== Extracted material
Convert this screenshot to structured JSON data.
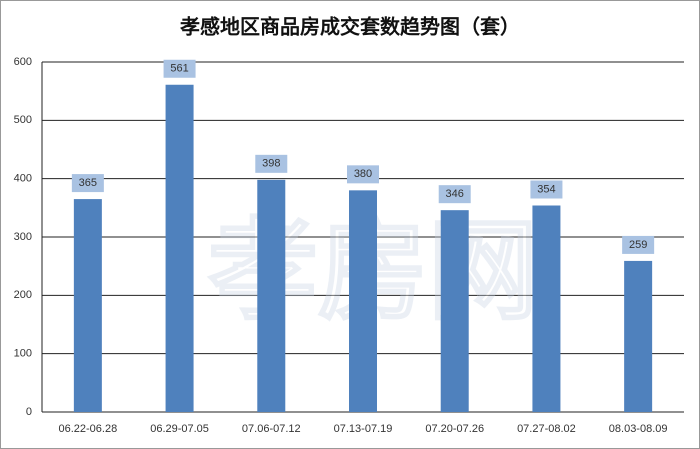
{
  "chart_data": {
    "type": "bar",
    "title": "孝感地区商品房成交套数趋势图（套）",
    "watermark": "孝房网",
    "categories": [
      "06.22-06.28",
      "06.29-07.05",
      "07.06-07.12",
      "07.13-07.19",
      "07.20-07.26",
      "07.27-08.02",
      "08.03-08.09"
    ],
    "values": [
      365,
      561,
      398,
      380,
      346,
      354,
      259
    ],
    "color": "#4f81bd",
    "label_color": "#a9c2e2",
    "ylim": [
      0,
      600
    ],
    "yticks": [
      0,
      100,
      200,
      300,
      400,
      500,
      600
    ],
    "grid": true
  }
}
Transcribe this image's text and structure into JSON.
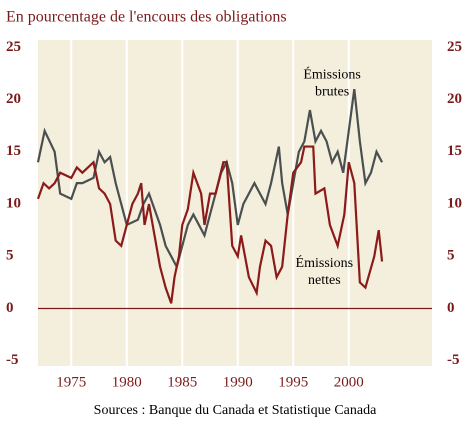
{
  "chart_data": {
    "type": "line",
    "title": "En pourcentage de l'encours des obligations",
    "source": "Sources : Banque du Canada et Statistique Canada",
    "xlim": [
      1972,
      2007.5
    ],
    "xticks": [
      1975,
      1980,
      1985,
      1990,
      1995,
      2000
    ],
    "ylim": [
      -5.5,
      25.7
    ],
    "yticks": [
      -5,
      0,
      5,
      10,
      15,
      20,
      25
    ],
    "grid": true,
    "series": [
      {
        "name": "Émissions brutes",
        "color": "#4a5050",
        "x": [
          1972,
          1972.6,
          1973.5,
          1974,
          1975,
          1975.5,
          1976,
          1977,
          1977.5,
          1978,
          1978.5,
          1979,
          1979.5,
          1980,
          1981,
          1981.5,
          1982,
          1983,
          1983.5,
          1984,
          1984.5,
          1985,
          1985.5,
          1986,
          1986.5,
          1987,
          1987.5,
          1988,
          1988.5,
          1989,
          1989.5,
          1990,
          1990.5,
          1991,
          1991.5,
          1992,
          1992.5,
          1993,
          1993.7,
          1994,
          1994.5,
          1995,
          1995.5,
          1996,
          1996.5,
          1997,
          1997.5,
          1998,
          1998.5,
          1999,
          1999.5,
          2000,
          2000.5,
          2001,
          2001.5,
          2002,
          2002.5,
          2003
        ],
        "values": [
          14,
          17,
          15,
          11,
          10.5,
          12,
          12,
          12.5,
          15,
          14,
          14.5,
          12,
          10,
          8,
          8.5,
          10,
          11,
          8,
          6,
          5,
          4,
          6,
          8,
          9,
          8,
          7,
          9,
          11,
          13,
          14,
          12,
          8,
          10,
          11,
          12,
          11,
          10,
          12,
          15.5,
          12,
          9,
          12,
          15,
          16,
          19,
          16,
          17,
          16,
          14,
          15,
          13,
          17,
          21,
          16,
          12,
          13,
          15,
          14
        ]
      },
      {
        "name": "Émissions nettes",
        "color": "#8b1a1a",
        "x": [
          1972,
          1972.5,
          1973,
          1973.5,
          1974,
          1975,
          1975.5,
          1976,
          1977,
          1977.5,
          1978,
          1978.5,
          1979,
          1979.5,
          1980,
          1980.5,
          1981,
          1981.3,
          1981.6,
          1982,
          1982.5,
          1983,
          1983.5,
          1984,
          1984.3,
          1984.7,
          1985,
          1985.5,
          1986,
          1986.7,
          1987,
          1987.5,
          1988,
          1988.7,
          1989,
          1989.5,
          1990,
          1990.3,
          1991,
          1991.7,
          1992,
          1992.5,
          1993,
          1993.5,
          1994,
          1994.5,
          1995,
          1995.7,
          1996,
          1996.8,
          1997,
          1997.8,
          1998.3,
          1999,
          1999.6,
          2000,
          2000.5,
          2001,
          2001.5,
          2002.3,
          2002.7,
          2003
        ],
        "values": [
          10.5,
          12,
          11.5,
          12,
          13,
          12.5,
          13.5,
          13,
          14,
          11.5,
          11,
          10,
          6.5,
          6,
          8,
          10,
          11,
          12,
          8,
          10,
          7,
          4,
          2,
          0.5,
          3,
          5,
          8,
          9.5,
          13,
          11,
          8,
          11,
          11,
          14,
          14,
          6,
          5,
          7,
          3,
          1.5,
          4,
          6.5,
          6,
          3,
          4,
          9,
          13,
          14,
          15.5,
          15.5,
          11,
          11.5,
          8,
          6,
          9,
          14,
          12,
          2.5,
          2,
          5,
          7.5,
          4.5
        ]
      }
    ],
    "annotations": [
      {
        "text": [
          "Émissions",
          "brutes"
        ],
        "x": 1998.5,
        "y": 22.3
      },
      {
        "text": [
          "Émissions",
          "nettes"
        ],
        "x": 1997.8,
        "y": 4.3
      }
    ]
  }
}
====
◆ **Exercise**
Look back over the material above and state how many lines hold the word "name". Write the number and nothing else.

◆ **The solution**
2